_Work required_
Identify the lines that include the word "Bone", then copy all of them.

>> start

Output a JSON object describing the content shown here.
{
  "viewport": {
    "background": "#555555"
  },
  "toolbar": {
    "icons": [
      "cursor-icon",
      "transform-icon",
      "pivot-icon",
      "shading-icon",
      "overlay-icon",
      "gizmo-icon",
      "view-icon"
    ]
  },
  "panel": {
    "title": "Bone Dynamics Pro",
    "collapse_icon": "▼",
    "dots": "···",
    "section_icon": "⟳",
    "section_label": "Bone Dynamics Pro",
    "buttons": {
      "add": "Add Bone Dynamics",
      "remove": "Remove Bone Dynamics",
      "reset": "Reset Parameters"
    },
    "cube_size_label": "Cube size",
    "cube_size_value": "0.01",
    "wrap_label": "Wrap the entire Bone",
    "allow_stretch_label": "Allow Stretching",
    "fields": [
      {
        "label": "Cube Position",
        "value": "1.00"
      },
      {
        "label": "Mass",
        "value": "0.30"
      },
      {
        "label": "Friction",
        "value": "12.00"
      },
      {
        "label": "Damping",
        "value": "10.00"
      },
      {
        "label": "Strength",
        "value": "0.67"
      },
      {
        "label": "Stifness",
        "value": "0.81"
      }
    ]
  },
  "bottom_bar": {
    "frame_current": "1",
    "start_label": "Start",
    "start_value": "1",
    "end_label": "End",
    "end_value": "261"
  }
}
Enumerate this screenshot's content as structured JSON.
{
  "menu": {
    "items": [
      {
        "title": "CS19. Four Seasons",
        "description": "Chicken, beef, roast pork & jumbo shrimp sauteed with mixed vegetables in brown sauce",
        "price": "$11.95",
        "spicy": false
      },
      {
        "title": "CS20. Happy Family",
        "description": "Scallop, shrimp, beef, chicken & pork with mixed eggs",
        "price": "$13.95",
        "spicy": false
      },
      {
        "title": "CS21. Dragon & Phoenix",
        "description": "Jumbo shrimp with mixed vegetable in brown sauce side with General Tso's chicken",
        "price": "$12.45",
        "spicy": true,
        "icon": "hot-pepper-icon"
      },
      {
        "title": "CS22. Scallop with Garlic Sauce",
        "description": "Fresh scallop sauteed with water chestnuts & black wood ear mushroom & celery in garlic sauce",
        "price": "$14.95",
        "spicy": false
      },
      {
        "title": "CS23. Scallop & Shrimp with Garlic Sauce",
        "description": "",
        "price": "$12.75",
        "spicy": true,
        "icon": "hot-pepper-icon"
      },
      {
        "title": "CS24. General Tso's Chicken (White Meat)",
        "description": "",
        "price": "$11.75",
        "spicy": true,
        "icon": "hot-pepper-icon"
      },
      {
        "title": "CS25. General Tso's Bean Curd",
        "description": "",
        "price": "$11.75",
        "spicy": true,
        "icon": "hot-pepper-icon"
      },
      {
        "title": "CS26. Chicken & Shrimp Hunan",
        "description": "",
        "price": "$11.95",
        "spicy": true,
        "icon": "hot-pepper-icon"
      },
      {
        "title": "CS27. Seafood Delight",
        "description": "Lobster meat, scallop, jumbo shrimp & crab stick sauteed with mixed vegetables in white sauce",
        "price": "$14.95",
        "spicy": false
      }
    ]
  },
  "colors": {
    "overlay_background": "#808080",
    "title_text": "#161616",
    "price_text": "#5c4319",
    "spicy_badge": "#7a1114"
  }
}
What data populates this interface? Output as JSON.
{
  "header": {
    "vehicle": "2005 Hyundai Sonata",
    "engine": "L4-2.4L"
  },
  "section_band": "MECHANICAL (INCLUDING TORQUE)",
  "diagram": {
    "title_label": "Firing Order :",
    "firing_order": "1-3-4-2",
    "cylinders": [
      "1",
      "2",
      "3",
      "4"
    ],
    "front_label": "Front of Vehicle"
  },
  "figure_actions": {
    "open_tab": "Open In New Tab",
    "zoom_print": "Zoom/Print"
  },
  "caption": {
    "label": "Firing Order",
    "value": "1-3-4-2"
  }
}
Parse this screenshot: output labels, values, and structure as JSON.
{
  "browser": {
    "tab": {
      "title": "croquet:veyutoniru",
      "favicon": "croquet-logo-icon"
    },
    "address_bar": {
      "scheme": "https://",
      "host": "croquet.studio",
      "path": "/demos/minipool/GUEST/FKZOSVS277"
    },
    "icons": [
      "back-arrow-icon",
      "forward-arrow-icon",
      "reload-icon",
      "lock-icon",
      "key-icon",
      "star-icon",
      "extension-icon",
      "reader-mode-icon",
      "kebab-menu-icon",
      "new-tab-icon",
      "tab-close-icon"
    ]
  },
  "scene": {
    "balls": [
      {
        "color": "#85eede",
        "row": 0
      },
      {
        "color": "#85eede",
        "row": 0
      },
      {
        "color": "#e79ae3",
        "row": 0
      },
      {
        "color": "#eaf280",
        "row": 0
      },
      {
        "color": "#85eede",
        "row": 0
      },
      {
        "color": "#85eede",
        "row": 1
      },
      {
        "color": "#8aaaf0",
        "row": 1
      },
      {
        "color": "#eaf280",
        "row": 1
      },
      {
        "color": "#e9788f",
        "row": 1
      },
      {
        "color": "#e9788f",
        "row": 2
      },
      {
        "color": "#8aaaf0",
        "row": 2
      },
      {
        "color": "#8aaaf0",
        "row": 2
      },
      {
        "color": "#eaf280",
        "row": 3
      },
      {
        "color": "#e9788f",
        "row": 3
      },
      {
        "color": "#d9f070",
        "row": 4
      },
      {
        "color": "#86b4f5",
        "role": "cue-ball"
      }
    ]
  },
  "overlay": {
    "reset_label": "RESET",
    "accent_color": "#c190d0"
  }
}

>> end

_Exercise result_
    "title": "Bone Dynamics Pro",
    "section_label": "Bone Dynamics Pro",
      "add": "Add Bone Dynamics",
      "remove": "Remove Bone Dynamics",
    "wrap_label": "Wrap the entire Bone",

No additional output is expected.